(Stored records)
>> Start

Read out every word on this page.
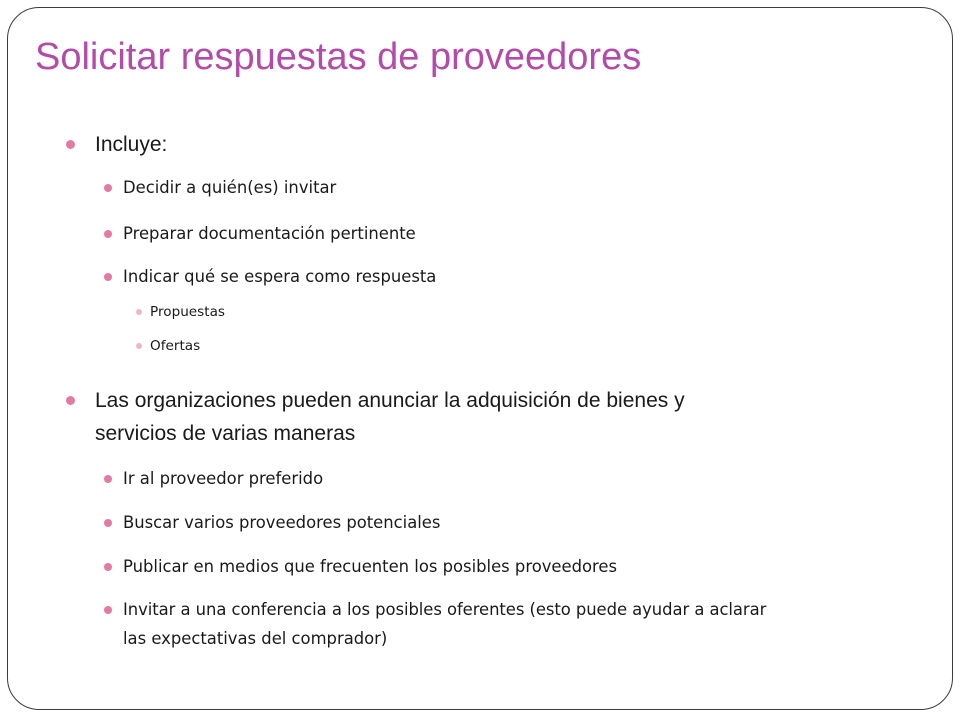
Solicitar respuestas de proveedores
Incluye:
Decidir a quién(es) invitar
Preparar documentación pertinente
Indicar qué se espera como respuesta
Propuestas
Ofertas
Las organizaciones pueden anunciar la adquisición de bienes y
servicios de varias maneras
Ir al proveedor preferido
Buscar varios proveedores potenciales
Publicar en medios que frecuenten los posibles proveedores
Invitar a una conferencia a los posibles oferentes (esto puede ayudar a aclarar
las expectativas del comprador)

>> End

• _What the exercise asks_: Repeat each record exactly, with the pictures left out.

• _Solution to this problem_:
Read out every word on this page.
Solicitar respuestas de proveedores
Incluye:
Decidir a quién(es) invitar
Preparar documentación pertinente
Indicar qué se espera como respuesta
Propuestas
Ofertas
Las organizaciones pueden anunciar la adquisición de bienes y
servicios de varias maneras
Ir al proveedor preferido
Buscar varios proveedores potenciales
Publicar en medios que frecuenten los posibles proveedores
Invitar a una conferencia a los posibles oferentes (esto puede ayudar a aclarar
las expectativas del comprador)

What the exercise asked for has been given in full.